> **WHAT YOU WILL DO**: Print each of the entries exactly, leaving nothing out.

— START OF TASK INPUT —

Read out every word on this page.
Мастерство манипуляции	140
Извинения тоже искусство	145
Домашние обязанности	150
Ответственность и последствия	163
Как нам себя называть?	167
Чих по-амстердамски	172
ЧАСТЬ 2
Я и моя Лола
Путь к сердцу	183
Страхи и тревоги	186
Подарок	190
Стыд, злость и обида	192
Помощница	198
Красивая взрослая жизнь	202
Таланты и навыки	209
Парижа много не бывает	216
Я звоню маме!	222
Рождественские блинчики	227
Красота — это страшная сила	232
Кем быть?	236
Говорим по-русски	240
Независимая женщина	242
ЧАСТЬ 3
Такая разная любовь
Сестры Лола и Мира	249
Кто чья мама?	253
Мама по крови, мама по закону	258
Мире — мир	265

— END OF TASK INPUT —

> **REPLY TO THE TASK**:
Read out every word on this page.
Мастерство манипуляции	140
Извинения тоже искусство	145
Домашние обязанности	150
Ответственность и последствия	163
Как нам себя называть?	167
Чих по-амстердамски	172
ЧАСТЬ 2
Я и моя Лола
Путь к сердцу	183
Страхи и тревоги	186
Подарок	190
Стыд, злость и обида	192
Помощница	198
Красивая взрослая жизнь	202
Таланты и навыки	209
Парижа много не бывает	216
Я звоню маме!	222
Рождественские блинчики	227
Красота — это страшная сила	232
Кем быть?	236
Говорим по-русски	240
Независимая женщина	242
ЧАСТЬ 3
Такая разная любовь
Сестры Лола и Мира	249
Кто чья мама?	253
Мама по крови, мама по закону	258
Мире — мир	265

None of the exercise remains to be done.